Layout annotation data
..........

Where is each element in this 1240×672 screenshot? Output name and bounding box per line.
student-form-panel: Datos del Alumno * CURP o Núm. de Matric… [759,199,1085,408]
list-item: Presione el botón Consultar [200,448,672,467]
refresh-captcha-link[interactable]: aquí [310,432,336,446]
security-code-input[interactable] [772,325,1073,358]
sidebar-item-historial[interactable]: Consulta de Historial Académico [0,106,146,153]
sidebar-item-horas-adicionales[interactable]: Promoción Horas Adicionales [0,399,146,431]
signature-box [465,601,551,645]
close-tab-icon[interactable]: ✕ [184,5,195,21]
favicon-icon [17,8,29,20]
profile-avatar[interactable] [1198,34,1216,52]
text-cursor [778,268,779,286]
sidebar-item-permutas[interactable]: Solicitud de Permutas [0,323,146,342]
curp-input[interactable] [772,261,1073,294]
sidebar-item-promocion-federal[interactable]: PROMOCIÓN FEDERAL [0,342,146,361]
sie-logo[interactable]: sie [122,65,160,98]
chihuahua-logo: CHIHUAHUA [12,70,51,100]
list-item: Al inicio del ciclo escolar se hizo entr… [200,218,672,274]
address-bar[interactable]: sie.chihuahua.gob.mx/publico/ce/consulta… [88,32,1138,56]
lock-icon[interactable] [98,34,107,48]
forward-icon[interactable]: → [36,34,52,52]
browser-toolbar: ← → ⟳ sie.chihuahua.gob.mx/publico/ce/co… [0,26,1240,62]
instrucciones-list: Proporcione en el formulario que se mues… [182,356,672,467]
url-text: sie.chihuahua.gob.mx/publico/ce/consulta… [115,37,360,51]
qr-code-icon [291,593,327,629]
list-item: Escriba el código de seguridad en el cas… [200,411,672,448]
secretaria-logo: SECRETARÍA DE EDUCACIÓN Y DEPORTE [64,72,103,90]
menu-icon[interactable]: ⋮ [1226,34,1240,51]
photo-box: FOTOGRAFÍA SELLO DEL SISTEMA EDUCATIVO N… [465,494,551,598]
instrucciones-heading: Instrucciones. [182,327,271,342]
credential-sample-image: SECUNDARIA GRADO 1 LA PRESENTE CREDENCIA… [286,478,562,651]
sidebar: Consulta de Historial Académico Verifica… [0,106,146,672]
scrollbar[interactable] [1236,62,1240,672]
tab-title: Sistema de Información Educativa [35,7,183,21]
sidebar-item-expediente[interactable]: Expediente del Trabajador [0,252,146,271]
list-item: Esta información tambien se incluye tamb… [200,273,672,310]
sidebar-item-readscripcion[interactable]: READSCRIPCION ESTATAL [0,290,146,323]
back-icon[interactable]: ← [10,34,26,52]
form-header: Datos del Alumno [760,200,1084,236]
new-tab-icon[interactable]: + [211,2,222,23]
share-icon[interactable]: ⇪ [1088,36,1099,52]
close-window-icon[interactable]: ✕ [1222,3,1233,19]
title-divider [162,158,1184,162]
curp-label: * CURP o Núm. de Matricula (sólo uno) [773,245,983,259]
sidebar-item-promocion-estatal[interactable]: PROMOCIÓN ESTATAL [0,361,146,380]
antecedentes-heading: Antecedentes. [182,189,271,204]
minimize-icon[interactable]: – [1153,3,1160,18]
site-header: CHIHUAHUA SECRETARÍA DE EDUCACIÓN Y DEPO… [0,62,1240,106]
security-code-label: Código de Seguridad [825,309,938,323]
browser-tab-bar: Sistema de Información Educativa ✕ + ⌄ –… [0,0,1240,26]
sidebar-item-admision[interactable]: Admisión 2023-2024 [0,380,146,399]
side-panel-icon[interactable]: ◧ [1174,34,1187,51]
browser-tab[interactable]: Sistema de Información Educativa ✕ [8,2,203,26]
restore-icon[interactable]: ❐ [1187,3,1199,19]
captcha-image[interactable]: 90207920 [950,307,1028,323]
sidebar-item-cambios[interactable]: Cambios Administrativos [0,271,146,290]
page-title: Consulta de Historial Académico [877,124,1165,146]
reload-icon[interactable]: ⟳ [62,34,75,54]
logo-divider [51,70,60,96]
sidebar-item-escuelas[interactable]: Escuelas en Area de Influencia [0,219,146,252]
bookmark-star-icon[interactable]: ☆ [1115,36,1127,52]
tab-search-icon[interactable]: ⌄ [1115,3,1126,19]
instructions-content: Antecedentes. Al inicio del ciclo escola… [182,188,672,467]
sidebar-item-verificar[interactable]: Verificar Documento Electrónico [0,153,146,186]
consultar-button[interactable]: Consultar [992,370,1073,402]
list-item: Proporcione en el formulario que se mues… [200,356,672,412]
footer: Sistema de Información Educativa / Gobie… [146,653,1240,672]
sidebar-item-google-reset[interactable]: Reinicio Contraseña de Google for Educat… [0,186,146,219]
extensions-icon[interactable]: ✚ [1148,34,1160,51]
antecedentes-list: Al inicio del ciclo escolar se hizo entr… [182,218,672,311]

..........

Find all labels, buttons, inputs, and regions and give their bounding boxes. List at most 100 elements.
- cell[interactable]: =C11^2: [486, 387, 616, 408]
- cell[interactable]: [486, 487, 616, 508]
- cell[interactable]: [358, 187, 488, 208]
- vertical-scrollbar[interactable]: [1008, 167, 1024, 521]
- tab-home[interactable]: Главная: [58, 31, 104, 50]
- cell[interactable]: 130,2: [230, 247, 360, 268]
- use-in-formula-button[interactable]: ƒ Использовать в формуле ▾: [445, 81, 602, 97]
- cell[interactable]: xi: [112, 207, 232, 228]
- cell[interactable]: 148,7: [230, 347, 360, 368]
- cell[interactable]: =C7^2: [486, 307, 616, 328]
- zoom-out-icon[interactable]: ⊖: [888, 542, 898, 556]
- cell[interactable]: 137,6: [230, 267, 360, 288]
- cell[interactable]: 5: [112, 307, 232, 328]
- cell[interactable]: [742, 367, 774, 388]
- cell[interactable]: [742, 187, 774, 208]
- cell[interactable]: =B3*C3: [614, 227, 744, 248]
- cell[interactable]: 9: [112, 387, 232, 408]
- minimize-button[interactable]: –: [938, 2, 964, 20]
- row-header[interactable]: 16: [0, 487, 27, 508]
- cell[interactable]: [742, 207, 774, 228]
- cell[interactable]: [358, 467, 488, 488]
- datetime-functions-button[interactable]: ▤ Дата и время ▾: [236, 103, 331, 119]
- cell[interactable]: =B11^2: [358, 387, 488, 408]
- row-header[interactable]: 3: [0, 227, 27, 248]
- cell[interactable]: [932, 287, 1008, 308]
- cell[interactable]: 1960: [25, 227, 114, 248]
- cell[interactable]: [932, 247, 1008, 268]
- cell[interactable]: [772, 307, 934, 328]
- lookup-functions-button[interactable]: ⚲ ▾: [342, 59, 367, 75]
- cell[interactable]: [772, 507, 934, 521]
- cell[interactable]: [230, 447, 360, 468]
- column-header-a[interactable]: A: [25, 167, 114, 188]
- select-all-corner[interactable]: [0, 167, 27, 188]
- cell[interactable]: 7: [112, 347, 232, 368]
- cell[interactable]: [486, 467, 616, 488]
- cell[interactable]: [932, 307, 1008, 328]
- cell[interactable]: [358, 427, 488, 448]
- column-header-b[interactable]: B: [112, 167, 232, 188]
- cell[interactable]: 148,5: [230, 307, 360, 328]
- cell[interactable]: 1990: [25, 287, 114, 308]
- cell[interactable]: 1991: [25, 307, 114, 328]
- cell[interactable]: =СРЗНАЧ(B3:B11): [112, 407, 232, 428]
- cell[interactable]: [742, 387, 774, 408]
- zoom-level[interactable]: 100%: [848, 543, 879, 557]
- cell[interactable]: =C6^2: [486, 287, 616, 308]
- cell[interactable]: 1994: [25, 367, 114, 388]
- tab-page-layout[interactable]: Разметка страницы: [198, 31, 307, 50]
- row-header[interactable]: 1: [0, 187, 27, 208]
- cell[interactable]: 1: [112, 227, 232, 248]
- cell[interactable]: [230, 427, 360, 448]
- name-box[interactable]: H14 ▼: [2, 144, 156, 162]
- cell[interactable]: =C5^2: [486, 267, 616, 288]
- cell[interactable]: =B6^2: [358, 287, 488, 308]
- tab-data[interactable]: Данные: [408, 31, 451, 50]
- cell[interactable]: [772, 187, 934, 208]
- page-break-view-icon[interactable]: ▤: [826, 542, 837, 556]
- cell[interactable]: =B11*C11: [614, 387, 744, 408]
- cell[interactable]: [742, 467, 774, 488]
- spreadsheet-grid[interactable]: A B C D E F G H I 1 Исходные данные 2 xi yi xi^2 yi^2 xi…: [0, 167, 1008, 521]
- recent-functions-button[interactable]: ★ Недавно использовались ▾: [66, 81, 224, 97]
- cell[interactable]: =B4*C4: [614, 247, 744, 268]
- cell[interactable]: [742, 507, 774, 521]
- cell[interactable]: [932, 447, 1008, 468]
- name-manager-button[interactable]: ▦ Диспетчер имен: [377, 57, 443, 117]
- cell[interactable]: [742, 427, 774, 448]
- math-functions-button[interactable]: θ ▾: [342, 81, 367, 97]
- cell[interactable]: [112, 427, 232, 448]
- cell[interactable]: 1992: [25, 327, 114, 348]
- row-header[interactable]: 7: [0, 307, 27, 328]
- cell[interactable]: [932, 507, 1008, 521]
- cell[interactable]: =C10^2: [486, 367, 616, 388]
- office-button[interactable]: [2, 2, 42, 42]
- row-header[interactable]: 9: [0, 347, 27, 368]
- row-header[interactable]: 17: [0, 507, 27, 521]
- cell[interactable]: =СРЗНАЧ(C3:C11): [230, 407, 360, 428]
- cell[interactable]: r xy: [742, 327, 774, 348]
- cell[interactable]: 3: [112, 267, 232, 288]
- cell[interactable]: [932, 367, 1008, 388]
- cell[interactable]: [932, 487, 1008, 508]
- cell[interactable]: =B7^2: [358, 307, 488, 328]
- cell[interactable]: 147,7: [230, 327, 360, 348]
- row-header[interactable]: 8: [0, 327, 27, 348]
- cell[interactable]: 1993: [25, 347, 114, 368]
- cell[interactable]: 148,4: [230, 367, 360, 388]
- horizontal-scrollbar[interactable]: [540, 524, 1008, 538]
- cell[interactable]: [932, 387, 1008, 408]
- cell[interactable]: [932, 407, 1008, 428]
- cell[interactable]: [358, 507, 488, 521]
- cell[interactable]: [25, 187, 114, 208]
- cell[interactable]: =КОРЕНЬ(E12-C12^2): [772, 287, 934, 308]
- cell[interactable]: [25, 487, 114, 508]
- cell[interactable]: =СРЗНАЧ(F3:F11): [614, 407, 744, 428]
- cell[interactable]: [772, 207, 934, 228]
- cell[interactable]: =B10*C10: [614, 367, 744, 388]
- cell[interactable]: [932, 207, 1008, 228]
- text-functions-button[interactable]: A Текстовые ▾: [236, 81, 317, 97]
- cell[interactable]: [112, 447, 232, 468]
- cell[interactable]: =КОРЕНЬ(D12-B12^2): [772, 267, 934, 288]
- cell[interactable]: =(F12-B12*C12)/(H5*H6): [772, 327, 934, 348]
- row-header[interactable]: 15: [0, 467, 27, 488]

..........

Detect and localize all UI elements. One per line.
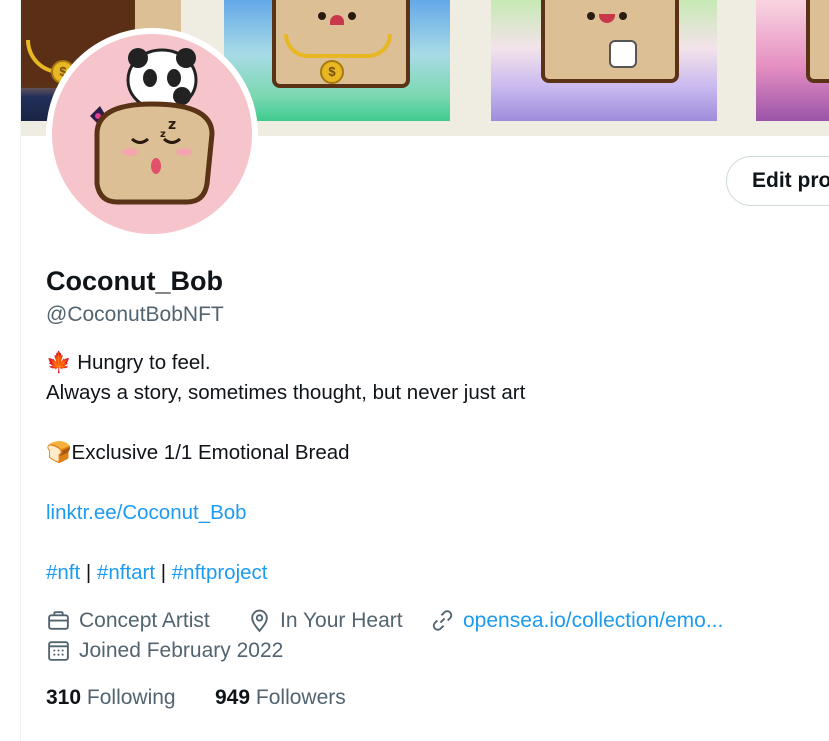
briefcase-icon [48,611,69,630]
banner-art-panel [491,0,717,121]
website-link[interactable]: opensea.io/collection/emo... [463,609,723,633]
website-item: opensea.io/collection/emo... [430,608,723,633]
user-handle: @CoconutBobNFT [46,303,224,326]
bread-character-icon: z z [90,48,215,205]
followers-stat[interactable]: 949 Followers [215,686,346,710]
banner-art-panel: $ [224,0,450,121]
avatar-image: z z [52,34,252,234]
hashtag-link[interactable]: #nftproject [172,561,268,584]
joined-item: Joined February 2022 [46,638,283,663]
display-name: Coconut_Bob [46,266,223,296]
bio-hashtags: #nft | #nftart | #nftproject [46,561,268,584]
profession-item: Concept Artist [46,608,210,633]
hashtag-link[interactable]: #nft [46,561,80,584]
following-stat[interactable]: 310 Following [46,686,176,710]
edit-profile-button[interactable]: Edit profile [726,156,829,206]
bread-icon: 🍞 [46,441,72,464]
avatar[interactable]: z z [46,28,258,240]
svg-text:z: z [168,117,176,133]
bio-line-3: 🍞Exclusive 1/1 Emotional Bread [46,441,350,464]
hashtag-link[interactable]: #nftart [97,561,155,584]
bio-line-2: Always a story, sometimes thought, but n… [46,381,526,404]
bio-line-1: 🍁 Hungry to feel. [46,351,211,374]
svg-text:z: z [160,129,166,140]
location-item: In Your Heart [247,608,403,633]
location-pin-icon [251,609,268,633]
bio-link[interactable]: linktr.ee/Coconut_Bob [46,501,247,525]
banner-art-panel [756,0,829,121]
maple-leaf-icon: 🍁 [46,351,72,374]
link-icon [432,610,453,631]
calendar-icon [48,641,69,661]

..........

Write out the stretch of the records from the line that contains "Find all labels, buttons, inputs, and" through the line that contains "- cell[interactable]: 130,2: [230, 247, 360, 268]", reproducing those lines verbatim.

> _ANSWER TO THE TASK_:
Find all labels, buttons, inputs, and regions and give their bounding boxes. List at most 100 elements.
- cell[interactable]: =C11^2: [486, 387, 616, 408]
- cell[interactable]: [486, 487, 616, 508]
- cell[interactable]: [358, 187, 488, 208]
- vertical-scrollbar[interactable]: [1008, 167, 1024, 521]
- tab-home[interactable]: Главная: [58, 31, 104, 50]
- cell[interactable]: 130,2: [230, 247, 360, 268]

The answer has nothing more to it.